Job
Give the data below again exactly as written, without its pictures.

Extracted data
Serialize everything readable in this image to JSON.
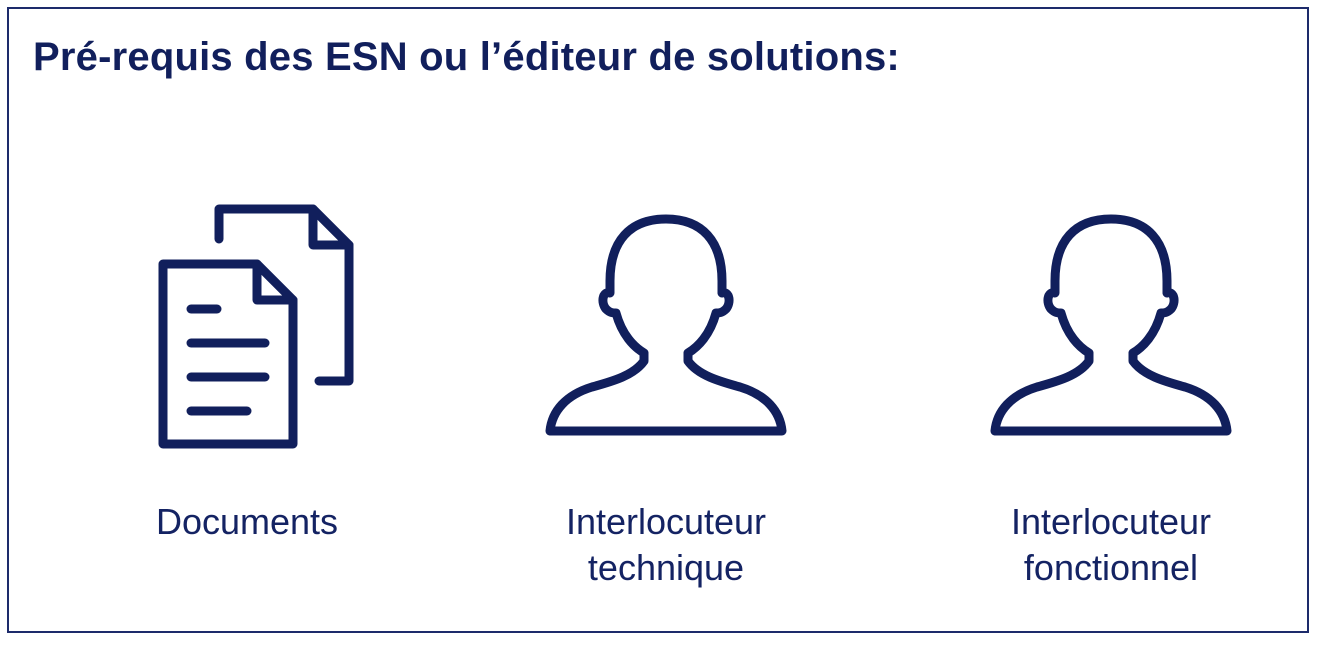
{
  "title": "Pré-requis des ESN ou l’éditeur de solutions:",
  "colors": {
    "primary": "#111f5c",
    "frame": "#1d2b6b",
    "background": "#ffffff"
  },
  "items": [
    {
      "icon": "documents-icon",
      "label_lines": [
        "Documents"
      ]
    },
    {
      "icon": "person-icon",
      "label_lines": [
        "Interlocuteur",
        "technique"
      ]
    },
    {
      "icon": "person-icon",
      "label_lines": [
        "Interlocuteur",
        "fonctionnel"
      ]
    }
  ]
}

In response
Serialize everything readable in this image to JSON.
{
  "title": "Pré-requis des ESN ou l’éditeur de solutions:",
  "colors": {
    "primary": "#111f5c",
    "frame": "#1d2b6b",
    "background": "#ffffff"
  },
  "items": [
    {
      "icon": "documents-icon",
      "label_lines": [
        "Documents"
      ]
    },
    {
      "icon": "person-icon",
      "label_lines": [
        "Interlocuteur",
        "technique"
      ]
    },
    {
      "icon": "person-icon",
      "label_lines": [
        "Interlocuteur",
        "fonctionnel"
      ]
    }
  ]
}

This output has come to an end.